### [Exercise directions]
Pull out every line with the word "screenshot" from the entries below.

### [Extracted information]
>> begin
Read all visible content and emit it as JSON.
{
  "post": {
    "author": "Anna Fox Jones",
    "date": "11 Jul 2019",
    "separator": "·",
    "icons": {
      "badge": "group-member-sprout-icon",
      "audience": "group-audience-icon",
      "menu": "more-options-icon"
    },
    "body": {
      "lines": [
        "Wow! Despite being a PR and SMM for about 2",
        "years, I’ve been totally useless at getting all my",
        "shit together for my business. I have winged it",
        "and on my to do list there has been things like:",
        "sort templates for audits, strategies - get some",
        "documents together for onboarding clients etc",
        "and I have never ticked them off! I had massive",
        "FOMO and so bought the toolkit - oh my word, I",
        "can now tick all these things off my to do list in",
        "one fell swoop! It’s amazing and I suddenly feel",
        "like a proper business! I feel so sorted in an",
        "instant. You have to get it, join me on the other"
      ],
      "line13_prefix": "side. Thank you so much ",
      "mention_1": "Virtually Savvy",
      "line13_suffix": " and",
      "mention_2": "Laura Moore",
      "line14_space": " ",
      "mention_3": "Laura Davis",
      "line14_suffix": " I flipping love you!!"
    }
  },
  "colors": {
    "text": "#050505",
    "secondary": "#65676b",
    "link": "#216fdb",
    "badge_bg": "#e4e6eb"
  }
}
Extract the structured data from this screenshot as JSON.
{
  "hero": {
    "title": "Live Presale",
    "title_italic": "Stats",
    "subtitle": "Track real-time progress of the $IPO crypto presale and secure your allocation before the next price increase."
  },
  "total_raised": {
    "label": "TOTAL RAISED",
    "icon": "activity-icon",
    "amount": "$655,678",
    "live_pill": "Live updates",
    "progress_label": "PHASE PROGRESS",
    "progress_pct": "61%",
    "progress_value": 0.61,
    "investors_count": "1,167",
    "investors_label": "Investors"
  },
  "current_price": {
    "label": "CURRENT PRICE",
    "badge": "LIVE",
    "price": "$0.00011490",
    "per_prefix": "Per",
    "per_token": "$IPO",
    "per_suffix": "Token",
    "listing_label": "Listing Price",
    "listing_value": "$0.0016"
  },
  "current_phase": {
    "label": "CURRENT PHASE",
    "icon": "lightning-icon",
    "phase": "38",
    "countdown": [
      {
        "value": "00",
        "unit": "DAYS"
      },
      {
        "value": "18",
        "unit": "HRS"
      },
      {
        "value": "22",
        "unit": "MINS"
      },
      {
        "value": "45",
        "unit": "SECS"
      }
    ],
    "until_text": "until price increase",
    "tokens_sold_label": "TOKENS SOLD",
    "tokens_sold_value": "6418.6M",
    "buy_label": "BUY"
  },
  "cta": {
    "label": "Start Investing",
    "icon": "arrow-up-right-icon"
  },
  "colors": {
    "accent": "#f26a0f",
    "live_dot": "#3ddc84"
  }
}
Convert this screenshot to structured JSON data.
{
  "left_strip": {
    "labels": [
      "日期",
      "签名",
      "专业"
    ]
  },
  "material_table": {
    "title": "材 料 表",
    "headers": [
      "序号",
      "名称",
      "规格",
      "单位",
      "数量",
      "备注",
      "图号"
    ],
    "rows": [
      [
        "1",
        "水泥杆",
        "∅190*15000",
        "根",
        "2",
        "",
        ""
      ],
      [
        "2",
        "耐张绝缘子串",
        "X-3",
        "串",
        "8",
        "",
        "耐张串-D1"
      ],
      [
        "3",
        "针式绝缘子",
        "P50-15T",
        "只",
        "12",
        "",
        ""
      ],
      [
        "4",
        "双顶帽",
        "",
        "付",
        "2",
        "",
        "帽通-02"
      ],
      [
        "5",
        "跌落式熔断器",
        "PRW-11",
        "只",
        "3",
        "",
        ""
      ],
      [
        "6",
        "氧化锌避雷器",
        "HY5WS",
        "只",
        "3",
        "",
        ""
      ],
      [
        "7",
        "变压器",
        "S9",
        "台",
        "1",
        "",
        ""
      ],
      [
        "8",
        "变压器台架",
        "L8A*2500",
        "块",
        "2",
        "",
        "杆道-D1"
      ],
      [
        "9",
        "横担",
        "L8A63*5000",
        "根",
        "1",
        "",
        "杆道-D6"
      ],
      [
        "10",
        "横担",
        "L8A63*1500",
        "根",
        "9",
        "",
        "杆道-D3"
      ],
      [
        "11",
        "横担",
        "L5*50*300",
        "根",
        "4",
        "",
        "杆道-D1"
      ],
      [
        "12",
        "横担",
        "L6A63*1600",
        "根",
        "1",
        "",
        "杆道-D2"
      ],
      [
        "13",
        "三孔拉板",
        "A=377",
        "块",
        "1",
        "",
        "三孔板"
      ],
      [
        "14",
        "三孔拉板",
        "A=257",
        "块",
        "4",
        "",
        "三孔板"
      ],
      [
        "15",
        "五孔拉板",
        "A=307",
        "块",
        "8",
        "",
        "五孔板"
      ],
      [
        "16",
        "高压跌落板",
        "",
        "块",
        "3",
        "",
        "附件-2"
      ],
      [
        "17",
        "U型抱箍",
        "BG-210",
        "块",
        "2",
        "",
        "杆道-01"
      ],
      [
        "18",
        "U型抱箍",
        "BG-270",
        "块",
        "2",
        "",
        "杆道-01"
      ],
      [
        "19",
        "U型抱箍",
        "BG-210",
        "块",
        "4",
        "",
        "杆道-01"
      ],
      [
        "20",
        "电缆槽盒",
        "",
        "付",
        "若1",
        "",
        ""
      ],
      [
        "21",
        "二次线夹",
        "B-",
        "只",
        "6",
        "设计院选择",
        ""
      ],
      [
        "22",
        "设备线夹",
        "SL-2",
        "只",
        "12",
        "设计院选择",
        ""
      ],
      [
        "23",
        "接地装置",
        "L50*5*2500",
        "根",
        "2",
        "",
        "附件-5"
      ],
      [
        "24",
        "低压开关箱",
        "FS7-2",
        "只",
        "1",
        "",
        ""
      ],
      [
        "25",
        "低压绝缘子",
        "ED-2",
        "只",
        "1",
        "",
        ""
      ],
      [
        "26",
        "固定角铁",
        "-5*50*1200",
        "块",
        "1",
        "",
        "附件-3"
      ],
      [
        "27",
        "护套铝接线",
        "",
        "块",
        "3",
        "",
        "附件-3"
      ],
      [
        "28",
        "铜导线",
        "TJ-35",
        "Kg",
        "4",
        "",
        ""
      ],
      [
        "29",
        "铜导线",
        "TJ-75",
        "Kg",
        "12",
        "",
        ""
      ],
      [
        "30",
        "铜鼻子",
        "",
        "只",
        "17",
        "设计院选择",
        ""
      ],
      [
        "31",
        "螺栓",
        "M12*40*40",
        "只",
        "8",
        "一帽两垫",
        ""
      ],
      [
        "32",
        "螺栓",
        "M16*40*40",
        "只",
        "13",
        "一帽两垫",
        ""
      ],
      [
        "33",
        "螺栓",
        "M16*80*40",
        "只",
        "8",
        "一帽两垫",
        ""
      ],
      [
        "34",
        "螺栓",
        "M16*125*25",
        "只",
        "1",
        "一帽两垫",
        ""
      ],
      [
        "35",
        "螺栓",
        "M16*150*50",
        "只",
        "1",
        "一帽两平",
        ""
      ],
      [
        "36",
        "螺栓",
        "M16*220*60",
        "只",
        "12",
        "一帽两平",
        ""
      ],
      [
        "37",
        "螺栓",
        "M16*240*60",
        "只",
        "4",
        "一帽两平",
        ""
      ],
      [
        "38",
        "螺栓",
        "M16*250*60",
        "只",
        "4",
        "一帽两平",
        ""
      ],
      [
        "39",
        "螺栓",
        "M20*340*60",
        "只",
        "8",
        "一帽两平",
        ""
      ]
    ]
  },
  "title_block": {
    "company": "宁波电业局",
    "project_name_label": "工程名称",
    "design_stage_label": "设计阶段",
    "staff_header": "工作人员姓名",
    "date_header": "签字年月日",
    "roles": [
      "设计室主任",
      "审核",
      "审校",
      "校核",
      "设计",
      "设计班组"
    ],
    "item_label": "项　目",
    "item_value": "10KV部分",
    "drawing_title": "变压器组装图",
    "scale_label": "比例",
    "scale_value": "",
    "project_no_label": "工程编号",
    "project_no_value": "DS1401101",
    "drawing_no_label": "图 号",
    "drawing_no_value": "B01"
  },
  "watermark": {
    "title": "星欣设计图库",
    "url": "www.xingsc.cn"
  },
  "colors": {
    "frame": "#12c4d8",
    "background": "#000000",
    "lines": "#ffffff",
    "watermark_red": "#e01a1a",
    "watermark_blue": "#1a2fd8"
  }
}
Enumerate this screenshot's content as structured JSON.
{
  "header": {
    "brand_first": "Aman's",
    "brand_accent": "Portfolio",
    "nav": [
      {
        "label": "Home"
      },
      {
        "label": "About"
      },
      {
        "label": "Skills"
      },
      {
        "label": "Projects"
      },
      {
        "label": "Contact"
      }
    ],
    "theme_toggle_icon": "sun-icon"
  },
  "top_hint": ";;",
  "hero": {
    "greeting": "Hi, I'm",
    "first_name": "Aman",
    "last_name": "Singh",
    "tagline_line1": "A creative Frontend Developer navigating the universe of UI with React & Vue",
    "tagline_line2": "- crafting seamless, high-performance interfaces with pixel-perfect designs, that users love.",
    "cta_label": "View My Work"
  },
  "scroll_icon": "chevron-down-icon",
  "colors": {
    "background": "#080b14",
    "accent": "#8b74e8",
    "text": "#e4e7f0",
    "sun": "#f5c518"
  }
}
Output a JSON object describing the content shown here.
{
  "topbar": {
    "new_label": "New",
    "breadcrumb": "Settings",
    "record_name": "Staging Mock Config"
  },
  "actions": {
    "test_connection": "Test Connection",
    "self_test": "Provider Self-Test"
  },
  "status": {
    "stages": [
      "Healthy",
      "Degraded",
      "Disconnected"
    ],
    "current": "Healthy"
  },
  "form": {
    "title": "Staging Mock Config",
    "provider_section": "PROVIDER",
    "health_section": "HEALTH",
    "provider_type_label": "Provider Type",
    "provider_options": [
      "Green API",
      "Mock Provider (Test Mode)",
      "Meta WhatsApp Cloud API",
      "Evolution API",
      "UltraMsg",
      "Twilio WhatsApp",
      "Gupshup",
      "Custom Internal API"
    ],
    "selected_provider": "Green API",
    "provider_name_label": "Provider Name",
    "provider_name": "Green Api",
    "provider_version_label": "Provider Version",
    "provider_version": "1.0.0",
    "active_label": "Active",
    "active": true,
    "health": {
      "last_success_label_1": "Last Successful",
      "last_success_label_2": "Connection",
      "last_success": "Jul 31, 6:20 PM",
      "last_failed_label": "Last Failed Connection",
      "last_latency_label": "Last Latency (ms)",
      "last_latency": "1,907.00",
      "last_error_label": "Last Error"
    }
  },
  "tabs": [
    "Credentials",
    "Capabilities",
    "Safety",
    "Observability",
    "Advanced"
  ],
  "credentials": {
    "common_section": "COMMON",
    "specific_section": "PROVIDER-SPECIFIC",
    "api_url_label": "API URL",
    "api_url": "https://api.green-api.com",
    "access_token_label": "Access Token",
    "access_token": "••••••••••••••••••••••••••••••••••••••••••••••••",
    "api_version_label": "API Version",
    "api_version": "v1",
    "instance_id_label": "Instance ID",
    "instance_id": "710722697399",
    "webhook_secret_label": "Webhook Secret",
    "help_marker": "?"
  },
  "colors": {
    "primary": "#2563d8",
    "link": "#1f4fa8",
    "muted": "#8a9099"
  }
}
>> end
### [Response below]
Extract the structured data from this screenshot as JSON.
Convert this screenshot to structured JSON data.
Enumerate this screenshot's content as structured JSON.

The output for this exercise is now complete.